PROVIDED PASSAGE:
Source(s) of the criticism

  • Bill McKeever, "Mormonism's Paid Ministry," (accessed April 28, 2008).
  • Sandra Tanner, "Do Mormon Leaders Receive Financial Support?" (accessed April 28, 2008).


A modest living stipend

Some members of the Church are unaware that at least some General Authorities do receive a modest living stipend. While it is true that some Church leaders receive a living allowance while they serve in a given position, it cannot be said that the Church has a professional ministry in the traditional sense.

A call to serve as a General Authority usually comes later in life, and none of these men has depended upon their Church service for their "career" or "income." Given the high caliber accomplishments of those called to full-time service, it is reasonable to expect that they could make a lot more money (with less trouble) in some other field of endeavor.

The fact that this stipend exists has not been hidden. As President Hinckley noted in General Conference:

Merchandising interests are an outgrowth of the cooperative movement which existed among our people in pioneer times. The Church has maintained certain real estate holdings, particularly those contiguous to Temple Square, to help preserve the beauty and the integrity of the core of the city. All of these commercial properties are tax-paying entities.
I repeat, the combined income from all of these business interests is relatively small and would not keep the work going for longer than a very brief period.

Boxed element entries
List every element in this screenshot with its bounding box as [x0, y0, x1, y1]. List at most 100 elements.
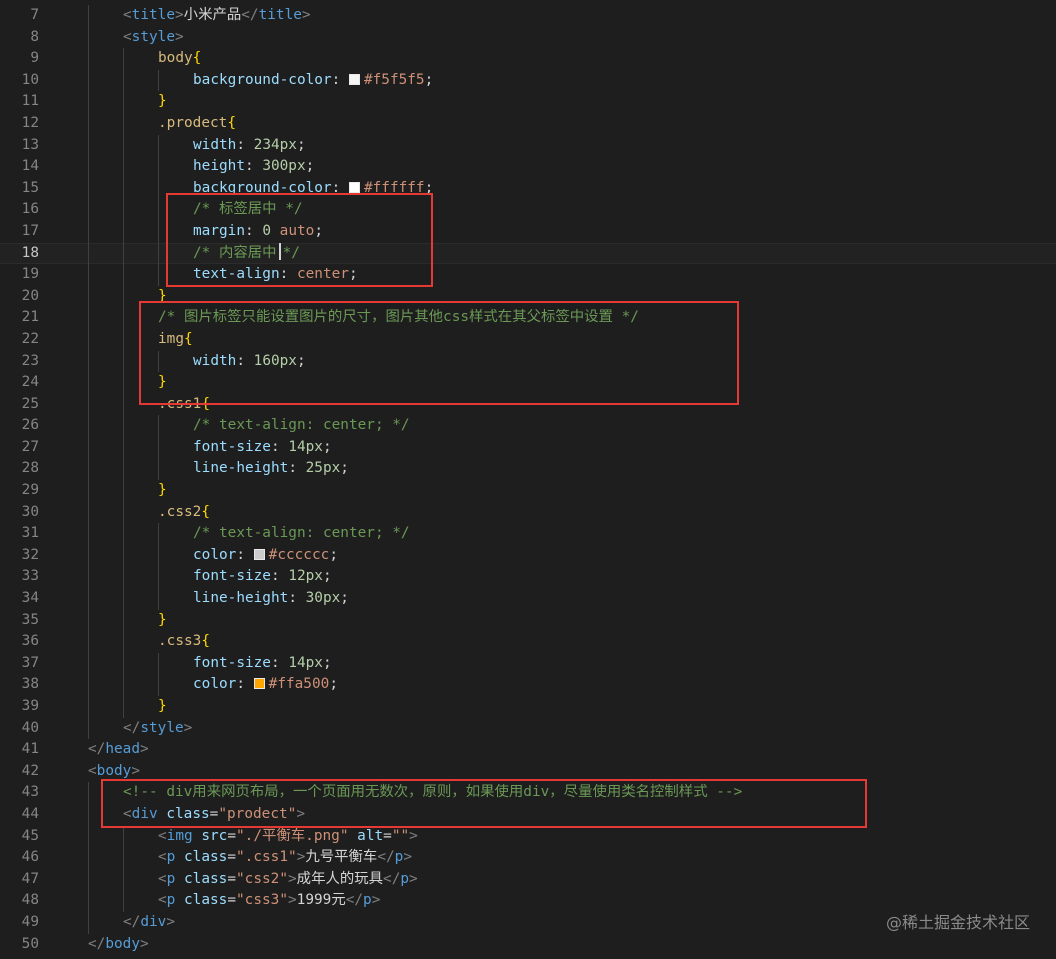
code-token: {: [192, 50, 202, 67]
code-line[interactable]: 23 width: 160px;: [0, 350, 1056, 373]
code-line[interactable]: 21 /* 图片标签只能设置图片的尺寸，图片其他css样式在其父标签中设置 */: [0, 307, 1056, 329]
line-number: 16: [21, 201, 39, 218]
code-line[interactable]: 12 .prodect{: [0, 112, 1056, 135]
code-line[interactable]: 41 </head>: [0, 739, 1056, 761]
line-number: 19: [21, 266, 39, 283]
code-line[interactable]: 25 .css1{: [0, 393, 1056, 416]
code-line[interactable]: 20}: [0, 285, 1056, 308]
code-line[interactable]: 17 margin: 0 auto;: [0, 220, 1056, 243]
code-line[interactable]: 31 /* text-align: center; */: [0, 523, 1056, 545]
indent-guide: [88, 588, 89, 610]
code-line[interactable]: 45 <img src="./平衡车.png" alt="">: [0, 825, 1056, 848]
code-text: margin: 0 auto;: [193, 221, 323, 243]
indent-guide: [123, 350, 124, 373]
indent-guide: [88, 393, 89, 416]
line-number: 7: [30, 7, 39, 23]
code-token: :: [279, 266, 297, 283]
code-token: 14px: [288, 438, 323, 455]
color-swatch-icon[interactable]: [348, 73, 360, 85]
code-token: >: [288, 892, 297, 909]
code-line[interactable]: 18 /* 内容居中 */: [0, 242, 1056, 265]
code-line[interactable]: 30 .css2{: [0, 501, 1056, 524]
code-line[interactable]: 27 font-size: 14px;: [0, 436, 1056, 459]
indent-guide: [158, 69, 159, 92]
code-token: 30px: [305, 590, 341, 607]
indent-guide: [88, 350, 89, 373]
code-token: <: [158, 870, 167, 887]
indent-guide: [88, 112, 89, 135]
code-line[interactable]: 14 height: 300px;: [0, 156, 1056, 178]
code-token: "css3": [236, 892, 288, 909]
code-token: "css2": [236, 870, 288, 887]
code-line[interactable]: 7 <title>小米产品</title>: [0, 5, 1056, 27]
code-token: >: [403, 849, 412, 866]
code-token: {: [201, 395, 210, 412]
code-line[interactable]: 33 font-size: 12px;: [0, 566, 1056, 589]
code-token: class: [184, 892, 228, 909]
code-token: ;: [322, 568, 332, 585]
code-line[interactable]: 28 line-height: 25px;: [0, 458, 1056, 481]
code-token: background-color: [193, 71, 332, 88]
code-line[interactable]: 24}: [0, 372, 1056, 394]
code-line[interactable]: 39}: [0, 696, 1056, 718]
code-line[interactable]: 29}: [0, 480, 1056, 502]
code-token: ;: [348, 266, 358, 283]
code-line[interactable]: 47 <p class="css2">成年人的玩具</p>: [0, 868, 1056, 891]
code-token: {: [201, 633, 210, 650]
code-line[interactable]: 50 </body>: [0, 934, 1056, 956]
code-token: class: [184, 870, 228, 887]
indent-guide: [123, 847, 124, 869]
code-token: 12px: [288, 568, 323, 585]
code-line[interactable]: 8 <style>: [0, 26, 1056, 49]
code-line[interactable]: 10 background-color: #f5f5f5;: [0, 69, 1056, 92]
color-swatch-icon[interactable]: [253, 678, 265, 690]
code-token: 160px: [253, 352, 297, 369]
code-line[interactable]: 44 <div class="prodect">: [0, 803, 1056, 826]
code-text: /* 标签居中 */: [193, 199, 303, 221]
code-line[interactable]: 38 color: #ffa500;: [0, 674, 1056, 696]
color-swatch-icon[interactable]: [253, 548, 265, 560]
code-line[interactable]: 37 font-size: 14px;: [0, 652, 1056, 675]
code-token: class: [184, 849, 228, 866]
code-line[interactable]: 9 body{: [0, 48, 1056, 70]
code-line[interactable]: 34 line-height: 30px;: [0, 588, 1056, 610]
code-token: >: [166, 913, 175, 930]
code-line[interactable]: 15 background-color: #ffffff;: [0, 177, 1056, 200]
code-line[interactable]: 26 /* text-align: center; */: [0, 415, 1056, 437]
code-token: </: [383, 870, 401, 887]
code-text: <!-- div用来网页布局，一个页面用无数次，原则，如果使用div，尽量使用类…: [123, 782, 742, 804]
code-text: }: [158, 286, 167, 308]
indent-guide: [158, 523, 159, 545]
indent-guide: [123, 112, 124, 135]
indent-guide: [123, 523, 124, 545]
color-swatch-icon[interactable]: [348, 181, 360, 193]
code-token: :: [270, 438, 289, 455]
code-lines[interactable]: 7 <title>小米产品</title> 8 <style> 9 body{10 back…: [0, 5, 1056, 955]
code-line[interactable]: 32 color: #cccccc;: [0, 544, 1056, 567]
indent-guide: [88, 782, 89, 804]
code-line[interactable]: 40 </style>: [0, 717, 1056, 740]
code-line[interactable]: 22 img{: [0, 328, 1056, 351]
code-token: {: [184, 330, 193, 347]
code-line[interactable]: 13 width: 234px;: [0, 134, 1056, 157]
code-line[interactable]: 11}: [0, 91, 1056, 113]
code-editor[interactable]: 7 <title>小米产品</title> 8 <style> 9 body{10 back…: [0, 0, 1056, 959]
code-token: {: [201, 503, 210, 520]
code-line[interactable]: 36 .css3{: [0, 631, 1056, 653]
code-token: }: [158, 611, 167, 628]
code-line[interactable]: 42 <body>: [0, 761, 1056, 783]
code-token: .prodect: [158, 114, 228, 131]
code-line[interactable]: 43 <!-- div用来网页布局，一个页面用无数次，原则，如果使用div，尽量使…: [0, 782, 1056, 804]
indent-guide: [88, 69, 89, 92]
code-line[interactable]: 35}: [0, 609, 1056, 632]
code-line[interactable]: 16 /* 标签居中 */: [0, 199, 1056, 221]
line-number: 21: [21, 309, 39, 326]
code-token: >: [288, 870, 297, 887]
code-text: img{: [158, 329, 193, 351]
code-line[interactable]: 19 text-align: center;: [0, 264, 1056, 286]
code-token: ".css1": [236, 849, 297, 866]
code-line[interactable]: 46 <p class=".css1">九号平衡车</p>: [0, 847, 1056, 869]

REQUIRED TASK:
Write what comes next in the passage on the living stipend paid to General Authorities, continuing from its last sentence.

SOLVED PROBLEM:
I should like to add, parenthetically for your information, that the living allowances given the General Authorities, which are very modest in comparison with executive compensation in industry and the professions, come from this business income and not from the tithing of the people.[1]

A Scriptural Basis

Latter-day Saints care for their members through a resource known as the Bishop's Storehouse. This storehouse is filled through the contributions of members and includes temporal resources to assist individuals who have unmet temporal needs. It is administered through the office of the Presiding Bishopric of the Church and through the local administration of ward Bishop's. D&C 42:71-73 accounts for the support of individuals called to full time service in the Church. While the Church does not currently use the Bishop's Storehouse to provide for the temporal needs of General Authorities, as mentioned above, it does indicate a scriptural basis for them to receive support when warranted and according to their needs.


Church members have a particular sensitivity to issues surrounding paid ministries particularly due to admonitions in the Book of Mormon relative to a practices known as priestcraft, which is "that men preach and set themselves up for a light unto the world, that they may get gain and praise of the world; but they seek not the welfare of Zion" (see 2  Nephi 26:29). It is warned against and decried repeatedly (see Alma 1:12,16, 3  Nephi 16:10, 3  Nephi 21:19, 3  Nephi 30:2, D&C 33:4). For this reason, the idea of compensation for service seems contradictory to strongly held values of the Latter-day Saint community. However, it should be noted that priestcraft as it has been defined is a condemnation of intent (to get gain and praise, and not for the welfare of Zion), and not about an individual receiving support. Living stipends are not compensations for service, but recognition of a practical reality that individuals who dedicate their full time to Church service are sometimes unable to simultaneously provide for their own modest living needs.

The example of King Benjamin adds to the LDS value of self sufficiency of leaders in particular. Benjamin, while king, still labored for his own support (see Mosiah 2:14). This is a very admirable demonstration of humility on the part of the king. However, this example was being used in the context of his political position as king, and would be comparable to a President refusing to accept his salary for his service. It should not be used to condemn the practice of helping provide for the modest living needs of full time leaders who are unable to dedicate time to earning a living.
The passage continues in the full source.